#### INPUT
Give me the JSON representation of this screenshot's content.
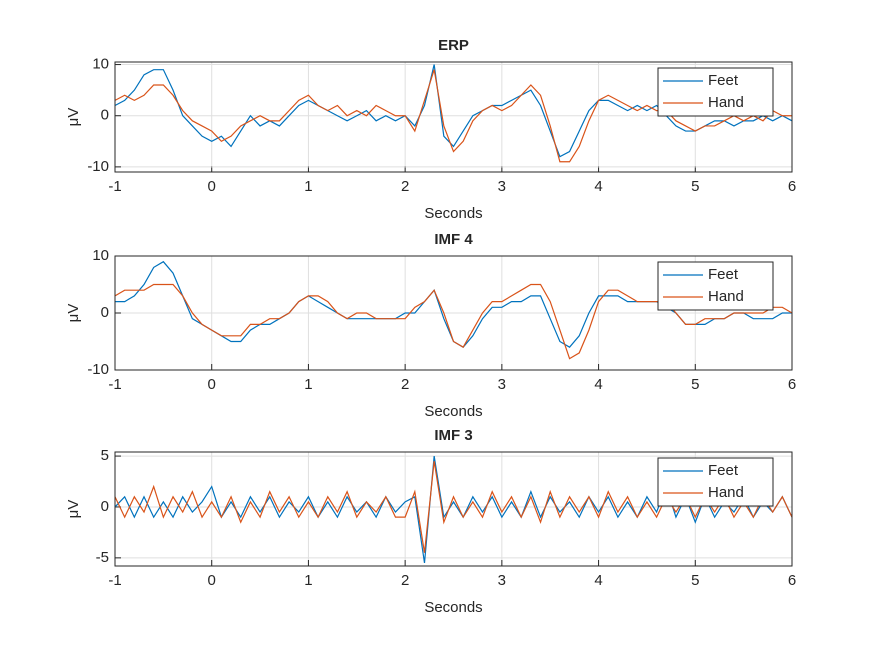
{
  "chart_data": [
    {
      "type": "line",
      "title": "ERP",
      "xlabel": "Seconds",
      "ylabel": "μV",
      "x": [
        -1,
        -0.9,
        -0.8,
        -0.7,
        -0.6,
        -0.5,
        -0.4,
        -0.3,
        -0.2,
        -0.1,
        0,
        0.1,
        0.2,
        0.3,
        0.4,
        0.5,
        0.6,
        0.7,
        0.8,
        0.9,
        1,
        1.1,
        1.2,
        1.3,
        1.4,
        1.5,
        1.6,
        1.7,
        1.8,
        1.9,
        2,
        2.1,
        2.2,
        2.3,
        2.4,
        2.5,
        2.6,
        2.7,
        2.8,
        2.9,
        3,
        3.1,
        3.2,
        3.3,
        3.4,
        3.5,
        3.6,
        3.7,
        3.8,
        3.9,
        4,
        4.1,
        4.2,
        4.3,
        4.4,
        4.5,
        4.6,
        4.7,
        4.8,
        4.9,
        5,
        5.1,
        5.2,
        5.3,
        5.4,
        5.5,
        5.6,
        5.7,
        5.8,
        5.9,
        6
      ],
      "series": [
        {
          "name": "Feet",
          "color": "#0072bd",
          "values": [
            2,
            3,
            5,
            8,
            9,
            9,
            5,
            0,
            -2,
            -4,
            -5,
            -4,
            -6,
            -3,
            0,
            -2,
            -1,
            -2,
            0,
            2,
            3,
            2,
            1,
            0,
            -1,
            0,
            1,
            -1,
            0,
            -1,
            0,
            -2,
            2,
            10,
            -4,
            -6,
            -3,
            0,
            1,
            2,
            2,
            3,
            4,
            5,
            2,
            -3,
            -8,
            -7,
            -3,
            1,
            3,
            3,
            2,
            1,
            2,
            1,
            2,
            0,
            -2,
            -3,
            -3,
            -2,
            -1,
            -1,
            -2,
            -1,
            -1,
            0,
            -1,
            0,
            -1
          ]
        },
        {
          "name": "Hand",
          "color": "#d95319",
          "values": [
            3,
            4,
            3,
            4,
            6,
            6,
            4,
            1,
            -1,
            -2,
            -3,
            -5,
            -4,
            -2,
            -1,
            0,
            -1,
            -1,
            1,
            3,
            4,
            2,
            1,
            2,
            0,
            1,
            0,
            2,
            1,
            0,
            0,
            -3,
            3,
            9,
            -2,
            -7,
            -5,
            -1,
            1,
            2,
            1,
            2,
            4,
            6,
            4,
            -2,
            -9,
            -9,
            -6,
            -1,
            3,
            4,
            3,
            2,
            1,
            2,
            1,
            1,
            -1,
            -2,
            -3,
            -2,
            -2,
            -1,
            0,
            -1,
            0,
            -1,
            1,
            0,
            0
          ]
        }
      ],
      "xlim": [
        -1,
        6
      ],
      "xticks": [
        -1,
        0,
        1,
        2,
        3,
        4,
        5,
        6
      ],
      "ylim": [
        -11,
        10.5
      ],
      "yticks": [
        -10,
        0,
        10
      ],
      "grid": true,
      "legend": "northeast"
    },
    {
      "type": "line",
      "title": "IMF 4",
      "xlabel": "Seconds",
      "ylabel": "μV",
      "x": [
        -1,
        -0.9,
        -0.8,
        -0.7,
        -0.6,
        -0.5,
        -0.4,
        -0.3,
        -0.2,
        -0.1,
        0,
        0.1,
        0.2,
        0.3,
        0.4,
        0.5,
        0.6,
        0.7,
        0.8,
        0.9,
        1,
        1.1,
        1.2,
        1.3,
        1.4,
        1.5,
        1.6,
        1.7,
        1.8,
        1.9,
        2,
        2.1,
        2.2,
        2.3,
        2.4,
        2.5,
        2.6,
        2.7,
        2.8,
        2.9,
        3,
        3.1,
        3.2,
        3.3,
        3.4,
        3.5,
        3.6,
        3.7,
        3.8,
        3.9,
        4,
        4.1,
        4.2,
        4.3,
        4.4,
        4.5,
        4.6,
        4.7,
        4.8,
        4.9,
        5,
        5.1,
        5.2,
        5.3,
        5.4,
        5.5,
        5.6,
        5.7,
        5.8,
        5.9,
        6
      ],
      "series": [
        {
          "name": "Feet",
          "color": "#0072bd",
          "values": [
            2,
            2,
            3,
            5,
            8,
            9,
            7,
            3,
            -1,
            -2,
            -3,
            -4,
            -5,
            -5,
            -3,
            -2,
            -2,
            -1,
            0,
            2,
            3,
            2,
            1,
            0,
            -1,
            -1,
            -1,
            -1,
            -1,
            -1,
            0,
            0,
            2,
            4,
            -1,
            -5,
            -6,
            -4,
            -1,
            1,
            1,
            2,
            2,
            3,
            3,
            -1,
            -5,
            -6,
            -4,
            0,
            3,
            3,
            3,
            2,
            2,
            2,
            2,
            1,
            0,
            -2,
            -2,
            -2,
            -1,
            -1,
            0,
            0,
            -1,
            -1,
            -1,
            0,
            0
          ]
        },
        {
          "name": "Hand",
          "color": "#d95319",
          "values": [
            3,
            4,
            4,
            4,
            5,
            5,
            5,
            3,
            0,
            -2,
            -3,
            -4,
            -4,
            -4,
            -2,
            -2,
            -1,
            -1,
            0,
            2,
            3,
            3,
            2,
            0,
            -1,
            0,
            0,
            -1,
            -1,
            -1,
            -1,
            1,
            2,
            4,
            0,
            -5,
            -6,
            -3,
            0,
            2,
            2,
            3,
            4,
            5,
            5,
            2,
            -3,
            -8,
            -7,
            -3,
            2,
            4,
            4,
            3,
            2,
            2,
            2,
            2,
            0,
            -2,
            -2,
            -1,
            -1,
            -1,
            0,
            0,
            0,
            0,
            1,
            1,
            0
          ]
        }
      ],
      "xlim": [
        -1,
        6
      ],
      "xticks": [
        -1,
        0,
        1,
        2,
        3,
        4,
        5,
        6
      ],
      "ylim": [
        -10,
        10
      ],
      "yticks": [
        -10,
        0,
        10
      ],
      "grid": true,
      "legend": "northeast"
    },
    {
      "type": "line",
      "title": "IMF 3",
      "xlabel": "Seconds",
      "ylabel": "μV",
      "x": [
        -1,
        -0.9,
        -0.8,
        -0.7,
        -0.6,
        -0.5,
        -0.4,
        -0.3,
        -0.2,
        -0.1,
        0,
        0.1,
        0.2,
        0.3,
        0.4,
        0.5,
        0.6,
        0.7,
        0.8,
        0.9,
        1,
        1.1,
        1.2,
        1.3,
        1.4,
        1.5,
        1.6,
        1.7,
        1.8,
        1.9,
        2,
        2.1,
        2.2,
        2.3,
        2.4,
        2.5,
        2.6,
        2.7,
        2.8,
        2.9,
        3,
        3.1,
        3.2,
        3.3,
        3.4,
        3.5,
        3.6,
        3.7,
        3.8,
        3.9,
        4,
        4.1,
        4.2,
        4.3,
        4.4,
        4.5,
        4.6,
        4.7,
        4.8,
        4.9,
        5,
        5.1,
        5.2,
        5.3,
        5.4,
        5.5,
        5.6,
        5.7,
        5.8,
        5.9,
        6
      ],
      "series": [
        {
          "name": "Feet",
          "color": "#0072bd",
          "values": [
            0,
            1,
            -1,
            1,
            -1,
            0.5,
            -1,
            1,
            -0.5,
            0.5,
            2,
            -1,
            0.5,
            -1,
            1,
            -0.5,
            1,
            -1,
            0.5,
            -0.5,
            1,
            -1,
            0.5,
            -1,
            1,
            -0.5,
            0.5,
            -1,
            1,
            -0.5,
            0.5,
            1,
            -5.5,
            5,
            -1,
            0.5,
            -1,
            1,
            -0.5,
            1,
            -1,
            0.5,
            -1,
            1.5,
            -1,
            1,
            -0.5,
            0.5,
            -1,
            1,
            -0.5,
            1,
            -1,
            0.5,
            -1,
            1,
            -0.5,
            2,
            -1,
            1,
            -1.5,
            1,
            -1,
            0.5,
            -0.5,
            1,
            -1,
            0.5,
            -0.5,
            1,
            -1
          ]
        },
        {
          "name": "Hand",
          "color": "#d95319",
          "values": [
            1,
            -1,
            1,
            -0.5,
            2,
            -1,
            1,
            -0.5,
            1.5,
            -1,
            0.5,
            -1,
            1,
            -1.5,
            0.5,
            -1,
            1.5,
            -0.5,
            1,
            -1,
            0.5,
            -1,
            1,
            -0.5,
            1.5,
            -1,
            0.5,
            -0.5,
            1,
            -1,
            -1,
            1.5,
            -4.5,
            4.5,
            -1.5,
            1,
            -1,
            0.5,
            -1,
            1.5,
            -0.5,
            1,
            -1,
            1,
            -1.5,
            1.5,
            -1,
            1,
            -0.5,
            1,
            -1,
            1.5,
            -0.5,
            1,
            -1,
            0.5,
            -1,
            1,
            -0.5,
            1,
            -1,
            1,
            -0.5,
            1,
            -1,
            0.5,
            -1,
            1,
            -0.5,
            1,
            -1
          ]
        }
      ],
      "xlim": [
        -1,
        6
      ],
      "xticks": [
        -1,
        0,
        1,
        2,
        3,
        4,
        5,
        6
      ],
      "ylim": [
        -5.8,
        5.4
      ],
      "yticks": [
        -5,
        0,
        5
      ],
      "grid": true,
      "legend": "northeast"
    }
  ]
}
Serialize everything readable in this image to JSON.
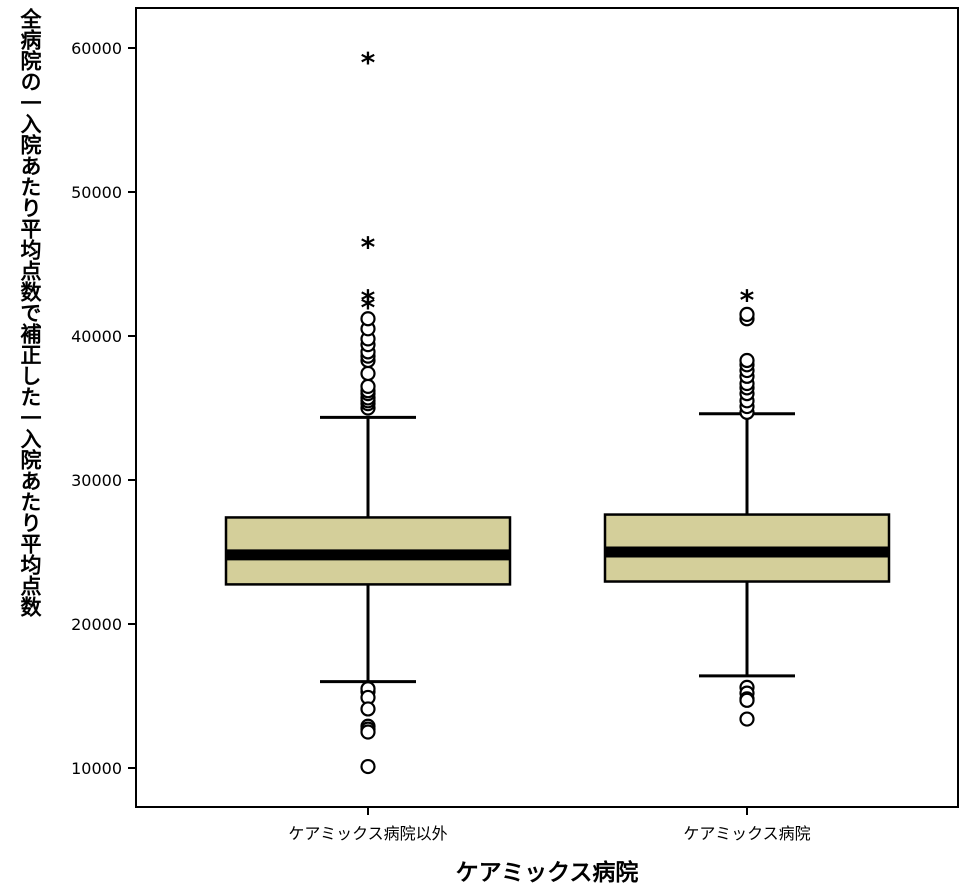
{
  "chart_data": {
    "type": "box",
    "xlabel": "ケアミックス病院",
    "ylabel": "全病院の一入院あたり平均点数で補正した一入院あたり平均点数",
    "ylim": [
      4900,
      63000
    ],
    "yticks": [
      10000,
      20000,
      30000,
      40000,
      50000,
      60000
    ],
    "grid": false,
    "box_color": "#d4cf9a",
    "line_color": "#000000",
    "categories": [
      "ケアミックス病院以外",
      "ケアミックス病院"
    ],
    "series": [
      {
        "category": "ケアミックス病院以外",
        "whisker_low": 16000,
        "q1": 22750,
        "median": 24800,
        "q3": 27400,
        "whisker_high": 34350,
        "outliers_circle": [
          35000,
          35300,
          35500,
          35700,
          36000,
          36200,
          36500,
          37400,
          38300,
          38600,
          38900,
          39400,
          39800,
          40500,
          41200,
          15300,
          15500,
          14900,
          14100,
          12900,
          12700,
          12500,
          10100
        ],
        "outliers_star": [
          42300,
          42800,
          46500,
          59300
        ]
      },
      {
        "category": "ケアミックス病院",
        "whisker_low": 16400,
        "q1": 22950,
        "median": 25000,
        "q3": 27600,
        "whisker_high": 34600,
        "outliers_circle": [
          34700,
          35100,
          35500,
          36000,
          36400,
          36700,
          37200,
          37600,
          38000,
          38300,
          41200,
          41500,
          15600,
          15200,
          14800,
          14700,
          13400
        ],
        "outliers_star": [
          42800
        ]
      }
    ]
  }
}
########
# [WHAT THE TASK REQUIRES]
Please copy the lines above, starting at the one that holds "Serialize everything readable" and stopping after the last line, exactly as they appear and minus the pictures.

# [CORRECT OUTPUT]
Serialize everything readable in this image to JSON.
{
  "chart_data": {
    "type": "box",
    "xlabel": "ケアミックス病院",
    "ylabel": "全病院の一入院あたり平均点数で補正した一入院あたり平均点数",
    "ylim": [
      4900,
      63000
    ],
    "yticks": [
      10000,
      20000,
      30000,
      40000,
      50000,
      60000
    ],
    "grid": false,
    "box_color": "#d4cf9a",
    "line_color": "#000000",
    "categories": [
      "ケアミックス病院以外",
      "ケアミックス病院"
    ],
    "series": [
      {
        "category": "ケアミックス病院以外",
        "whisker_low": 16000,
        "q1": 22750,
        "median": 24800,
        "q3": 27400,
        "whisker_high": 34350,
        "outliers_circle": [
          35000,
          35300,
          35500,
          35700,
          36000,
          36200,
          36500,
          37400,
          38300,
          38600,
          38900,
          39400,
          39800,
          40500,
          41200,
          15300,
          15500,
          14900,
          14100,
          12900,
          12700,
          12500,
          10100
        ],
        "outliers_star": [
          42300,
          42800,
          46500,
          59300
        ]
      },
      {
        "category": "ケアミックス病院",
        "whisker_low": 16400,
        "q1": 22950,
        "median": 25000,
        "q3": 27600,
        "whisker_high": 34600,
        "outliers_circle": [
          34700,
          35100,
          35500,
          36000,
          36400,
          36700,
          37200,
          37600,
          38000,
          38300,
          41200,
          41500,
          15600,
          15200,
          14800,
          14700,
          13400
        ],
        "outliers_star": [
          42800
        ]
      }
    ]
  }
}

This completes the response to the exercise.